◆ **Set exercise**:
Copy out the complete listing, word for word.

**** Extracted data ****

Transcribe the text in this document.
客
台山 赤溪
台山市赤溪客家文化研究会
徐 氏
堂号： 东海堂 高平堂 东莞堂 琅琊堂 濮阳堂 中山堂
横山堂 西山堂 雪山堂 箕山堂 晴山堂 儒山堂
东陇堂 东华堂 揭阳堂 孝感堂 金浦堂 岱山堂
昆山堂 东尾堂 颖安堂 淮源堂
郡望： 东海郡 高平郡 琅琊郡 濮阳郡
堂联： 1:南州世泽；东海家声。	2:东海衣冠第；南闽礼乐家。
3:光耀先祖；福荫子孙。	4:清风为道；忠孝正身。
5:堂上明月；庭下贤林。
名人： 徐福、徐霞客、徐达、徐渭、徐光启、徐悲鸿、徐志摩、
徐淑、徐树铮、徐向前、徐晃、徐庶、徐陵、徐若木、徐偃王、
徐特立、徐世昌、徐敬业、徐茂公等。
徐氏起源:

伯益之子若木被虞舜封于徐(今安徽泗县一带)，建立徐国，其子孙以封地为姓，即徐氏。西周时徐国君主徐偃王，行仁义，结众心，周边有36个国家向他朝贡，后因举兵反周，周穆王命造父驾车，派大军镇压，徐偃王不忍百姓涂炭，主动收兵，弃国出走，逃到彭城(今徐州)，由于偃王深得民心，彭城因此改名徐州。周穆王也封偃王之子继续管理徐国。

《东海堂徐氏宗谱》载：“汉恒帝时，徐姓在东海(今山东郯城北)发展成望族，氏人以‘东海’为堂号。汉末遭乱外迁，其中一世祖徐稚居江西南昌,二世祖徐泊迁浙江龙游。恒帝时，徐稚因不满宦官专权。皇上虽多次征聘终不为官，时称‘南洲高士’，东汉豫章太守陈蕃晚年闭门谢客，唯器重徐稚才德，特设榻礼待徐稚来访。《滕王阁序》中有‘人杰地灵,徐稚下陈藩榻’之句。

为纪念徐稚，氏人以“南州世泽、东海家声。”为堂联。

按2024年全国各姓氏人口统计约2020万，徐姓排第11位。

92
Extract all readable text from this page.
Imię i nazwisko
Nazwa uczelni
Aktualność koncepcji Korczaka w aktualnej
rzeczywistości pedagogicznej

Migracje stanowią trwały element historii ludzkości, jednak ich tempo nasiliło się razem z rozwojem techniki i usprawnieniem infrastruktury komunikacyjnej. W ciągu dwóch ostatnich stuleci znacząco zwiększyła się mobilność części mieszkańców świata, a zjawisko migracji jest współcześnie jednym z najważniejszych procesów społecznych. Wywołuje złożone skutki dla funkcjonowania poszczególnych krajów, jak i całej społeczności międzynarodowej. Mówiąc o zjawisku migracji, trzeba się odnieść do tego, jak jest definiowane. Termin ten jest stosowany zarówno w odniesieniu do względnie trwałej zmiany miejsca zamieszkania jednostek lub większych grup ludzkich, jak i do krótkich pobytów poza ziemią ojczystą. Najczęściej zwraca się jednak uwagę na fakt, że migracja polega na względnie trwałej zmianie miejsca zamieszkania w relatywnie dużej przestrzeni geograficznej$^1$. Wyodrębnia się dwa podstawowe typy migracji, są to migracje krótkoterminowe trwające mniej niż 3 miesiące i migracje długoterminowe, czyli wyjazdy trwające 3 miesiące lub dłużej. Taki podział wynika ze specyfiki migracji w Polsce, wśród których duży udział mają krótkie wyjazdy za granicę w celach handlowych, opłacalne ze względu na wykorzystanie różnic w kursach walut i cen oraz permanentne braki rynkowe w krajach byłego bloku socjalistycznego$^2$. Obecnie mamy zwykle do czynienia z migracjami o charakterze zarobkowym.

****

◆ **Result**:
Transcribe the text in this document.
客
台山 赤溪
台山市赤溪客家文化研究会
徐 氏
堂号： 东海堂 高平堂 东莞堂 琅琊堂 濮阳堂 中山堂
横山堂 西山堂 雪山堂 箕山堂 晴山堂 儒山堂
东陇堂 东华堂 揭阳堂 孝感堂 金浦堂 岱山堂
昆山堂 东尾堂 颖安堂 淮源堂
郡望： 东海郡 高平郡 琅琊郡 濮阳郡
堂联： 1:南州世泽；东海家声。	2:东海衣冠第；南闽礼乐家。
3:光耀先祖；福荫子孙。	4:清风为道；忠孝正身。
5:堂上明月；庭下贤林。
名人： 徐福、徐霞客、徐达、徐渭、徐光启、徐悲鸿、徐志摩、
徐淑、徐树铮、徐向前、徐晃、徐庶、徐陵、徐若木、徐偃王、
徐特立、徐世昌、徐敬业、徐茂公等。
徐氏起源:

伯益之子若木被虞舜封于徐(今安徽泗县一带)，建立徐国，其子孙以封地为姓，即徐氏。西周时徐国君主徐偃王，行仁义，结众心，周边有36个国家向他朝贡，后因举兵反周，周穆王命造父驾车，派大军镇压，徐偃王不忍百姓涂炭，主动收兵，弃国出走，逃到彭城(今徐州)，由于偃王深得民心，彭城因此改名徐州。周穆王也封偃王之子继续管理徐国。

《东海堂徐氏宗谱》载：“汉恒帝时，徐姓在东海(今山东郯城北)发展成望族，氏人以‘东海’为堂号。汉末遭乱外迁，其中一世祖徐稚居江西南昌,二世祖徐泊迁浙江龙游。恒帝时，徐稚因不满宦官专权。皇上虽多次征聘终不为官，时称‘南洲高士’，东汉豫章太守陈蕃晚年闭门谢客，唯器重徐稚才德，特设榻礼待徐稚来访。《滕王阁序》中有‘人杰地灵,徐稚下陈藩榻’之句。

为纪念徐稚，氏人以“南州世泽、东海家声。”为堂联。

按2024年全国各姓氏人口统计约2020万，徐姓排第11位。

92
Extract all readable text from this page.
Imię i nazwisko
Nazwa uczelni
Aktualność koncepcji Korczaka w aktualnej
rzeczywistości pedagogicznej

Migracje stanowią trwały element historii ludzkości, jednak ich tempo nasiliło się razem z rozwojem techniki i usprawnieniem infrastruktury komunikacyjnej. W ciągu dwóch ostatnich stuleci znacząco zwiększyła się mobilność części mieszkańców świata, a zjawisko migracji jest współcześnie jednym z najważniejszych procesów społecznych. Wywołuje złożone skutki dla funkcjonowania poszczególnych krajów, jak i całej społeczności międzynarodowej. Mówiąc o zjawisku migracji, trzeba się odnieść do tego, jak jest definiowane. Termin ten jest stosowany zarówno w odniesieniu do względnie trwałej zmiany miejsca zamieszkania jednostek lub większych grup ludzkich, jak i do krótkich pobytów poza ziemią ojczystą. Najczęściej zwraca się jednak uwagę na fakt, że migracja polega na względnie trwałej zmianie miejsca zamieszkania w relatywnie dużej przestrzeni geograficznej$^1$. Wyodrębnia się dwa podstawowe typy migracji, są to migracje krótkoterminowe trwające mniej niż 3 miesiące i migracje długoterminowe, czyli wyjazdy trwające 3 miesiące lub dłużej. Taki podział wynika ze specyfiki migracji w Polsce, wśród których duży udział mają krótkie wyjazdy za granicę w celach handlowych, opłacalne ze względu na wykorzystanie różnic w kursach walut i cen oraz permanentne braki rynkowe w krajach byłego bloku socjalistycznego$^2$. Obecnie mamy zwykle do czynienia z migracjami o charakterze zarobkowym.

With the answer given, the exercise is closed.